According to the essay on Cicero's On Duties below, which book was printed in Europe before On Duties after the printing press appeared?

» **Extract provided**:
========================================================================
Someone once said that our lives are the sum totals of the decisions we make.  If this is true, and I think it is, then the next logical step for us should be to look for ways to learn how to make decisions.  What is the right thing, and what is the wrong thing?  Are there any metrics or standards by which we can judge what is good and bad, or expedient and inexpedient?

But our modern environments give us little in the way of help.  We instinctively sense that society itself does not really have the answers.  Having cut off the modern generations from the ancient moral code that has sustained Western social systems for centuries, the modern media offers little of substance to replace it.  Or perhaps it does:  a blind hedonism and a debilitating relativism, both capped with a corona of futility.

Modern man deserves better.  Voices that have been suppressed for too long must be re-animated, dusted off, and pored over.  One of those voices is Cicero’s On Duties.  I have had the pleasure of translating it, and thought I might offer a few thoughts on why the book is worth reading.  I will also state why I believe my version is superior to the others currently available.


On Duties is meant to be a practical guide to conduct.  In broad terms, the volume is separated into three “books,” which discuss the following subjects:

  1.  What is moral goodness, and how can it be attained?
  2.  What is expediency, and how can we make use of it?
  3.  How do we handle situations where moral goodness conflicts with expediency?

In specific terms, however, the book is a gold mine of practical guidance on a huge variety of topics.  It’s one of those books you can open at random anywhere, and find actionable life advice in every sentence.

This is no airy disquisition on metaphysical labyrinths.  It is firmly grounded in practicality.  Just to point out a few topics (among a huge number), Cicero talks about:

  • The laws of war
  • How to choose a career
  • Dealing with debts
  • How to seek out a mentor
  • The rules of commerce and commercial transactions
  • Fraud
  • Decorum
  • Friendship
  • Giving advice
  • Real estate transactions
  • Bravery
  • Patriotism
  • Handling ethical dilemmas
  • Handling difficult people
  • When to break one’s word

These are just a few of the dozens of topics discussed in the book.  Most importantly, the book provides what is sorely lacking in today’s educational system:  judgment.  It tells us what is right, and it tells us what is wrong.  There is no mealy-mouthed political correctness here.  There is only the unvarnished advice of a man who has lived through much, and learned much.

Why Is The Book Important?

On Duties may be the most famous of Cicero’s many philosophical works.  After the Gutenberg Bible, it was the first printed book published in Europe after the advent of the printing press.  Broadly speaking, the book is about ethics and conduct.  It seeks to offer guidance to men on how they should conduct themselves, and how they should go about making decisions.

It is not difficult to see why the book has enjoyed such influence.  On Duties is a very practical guide to conduct, responsibilities, and choices.  And isn’t ethics the highest sort of knowledge?  It deals with how we should live our lives.  It deals with which paths to take, which roads to follow, and which principles we should base our lives on.
========================================================================
» **Extracted data**:
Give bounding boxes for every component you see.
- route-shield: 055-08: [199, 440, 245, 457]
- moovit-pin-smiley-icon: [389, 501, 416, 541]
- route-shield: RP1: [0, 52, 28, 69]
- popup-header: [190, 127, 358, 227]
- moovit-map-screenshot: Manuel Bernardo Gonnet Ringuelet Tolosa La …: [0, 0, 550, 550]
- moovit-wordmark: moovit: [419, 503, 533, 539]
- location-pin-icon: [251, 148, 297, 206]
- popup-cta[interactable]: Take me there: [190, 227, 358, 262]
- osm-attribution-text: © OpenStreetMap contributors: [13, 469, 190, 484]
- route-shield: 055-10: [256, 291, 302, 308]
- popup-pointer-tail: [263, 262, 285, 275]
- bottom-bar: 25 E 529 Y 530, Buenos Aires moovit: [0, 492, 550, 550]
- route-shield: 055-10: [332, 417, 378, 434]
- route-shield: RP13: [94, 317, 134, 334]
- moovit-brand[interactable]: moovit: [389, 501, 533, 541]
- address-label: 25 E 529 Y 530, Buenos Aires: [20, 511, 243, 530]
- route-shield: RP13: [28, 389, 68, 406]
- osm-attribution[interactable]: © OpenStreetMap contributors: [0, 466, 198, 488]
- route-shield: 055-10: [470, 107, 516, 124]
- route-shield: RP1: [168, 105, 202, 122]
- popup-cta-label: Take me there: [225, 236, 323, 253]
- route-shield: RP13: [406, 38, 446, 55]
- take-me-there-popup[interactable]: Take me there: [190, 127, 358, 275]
========================================================================
» **Result for this exercise**:
The Gutenberg Bible.